#### DATA IN THIS EXERCISE:
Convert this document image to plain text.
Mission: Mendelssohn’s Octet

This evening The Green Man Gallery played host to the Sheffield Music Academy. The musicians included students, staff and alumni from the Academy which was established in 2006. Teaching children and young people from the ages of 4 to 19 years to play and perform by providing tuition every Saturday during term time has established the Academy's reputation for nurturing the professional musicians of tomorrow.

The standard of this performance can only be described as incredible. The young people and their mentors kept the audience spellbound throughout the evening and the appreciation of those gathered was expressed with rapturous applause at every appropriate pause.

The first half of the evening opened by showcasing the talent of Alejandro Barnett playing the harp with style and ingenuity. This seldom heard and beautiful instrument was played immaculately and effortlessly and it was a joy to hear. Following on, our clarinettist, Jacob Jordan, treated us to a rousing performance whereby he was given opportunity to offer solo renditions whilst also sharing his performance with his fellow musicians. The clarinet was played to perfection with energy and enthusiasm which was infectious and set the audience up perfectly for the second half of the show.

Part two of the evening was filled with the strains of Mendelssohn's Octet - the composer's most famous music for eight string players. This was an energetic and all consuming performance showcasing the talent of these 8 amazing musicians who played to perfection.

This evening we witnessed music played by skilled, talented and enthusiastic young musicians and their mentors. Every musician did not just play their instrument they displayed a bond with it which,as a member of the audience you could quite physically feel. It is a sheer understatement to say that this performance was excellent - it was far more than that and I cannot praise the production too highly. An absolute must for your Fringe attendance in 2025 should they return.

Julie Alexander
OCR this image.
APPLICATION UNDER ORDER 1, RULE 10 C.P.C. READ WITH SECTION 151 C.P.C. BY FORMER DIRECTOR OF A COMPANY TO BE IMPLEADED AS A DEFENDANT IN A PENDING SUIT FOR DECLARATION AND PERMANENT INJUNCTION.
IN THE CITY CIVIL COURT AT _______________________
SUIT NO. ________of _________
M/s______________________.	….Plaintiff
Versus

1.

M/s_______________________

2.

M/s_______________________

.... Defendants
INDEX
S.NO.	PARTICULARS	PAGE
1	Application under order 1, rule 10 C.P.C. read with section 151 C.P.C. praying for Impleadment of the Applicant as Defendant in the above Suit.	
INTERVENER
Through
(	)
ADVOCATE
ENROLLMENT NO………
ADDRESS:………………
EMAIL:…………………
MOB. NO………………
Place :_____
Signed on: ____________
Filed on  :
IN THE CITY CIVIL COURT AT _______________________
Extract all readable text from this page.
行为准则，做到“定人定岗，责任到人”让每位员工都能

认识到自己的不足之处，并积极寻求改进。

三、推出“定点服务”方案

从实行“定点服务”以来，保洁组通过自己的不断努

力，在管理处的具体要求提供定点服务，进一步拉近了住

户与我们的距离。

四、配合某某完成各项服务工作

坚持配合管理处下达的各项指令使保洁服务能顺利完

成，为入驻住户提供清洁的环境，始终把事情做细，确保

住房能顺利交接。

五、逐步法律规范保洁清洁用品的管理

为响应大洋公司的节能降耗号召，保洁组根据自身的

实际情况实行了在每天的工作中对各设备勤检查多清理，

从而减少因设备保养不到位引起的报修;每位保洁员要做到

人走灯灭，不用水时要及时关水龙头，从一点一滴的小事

#### TASK STATEMENT:
Copy every single line of the material above that holds "Mendelssohn".

#### EXERCISE OUTPUT:
Mission: Mendelssohn’s Octet
Part two of the evening was filled with the strains of Mendelssohn's Octet - the composer's most famous music for eight string players. This was an energetic and all consuming performance showcasing the talent of these 8 amazing musicians who played to perfection.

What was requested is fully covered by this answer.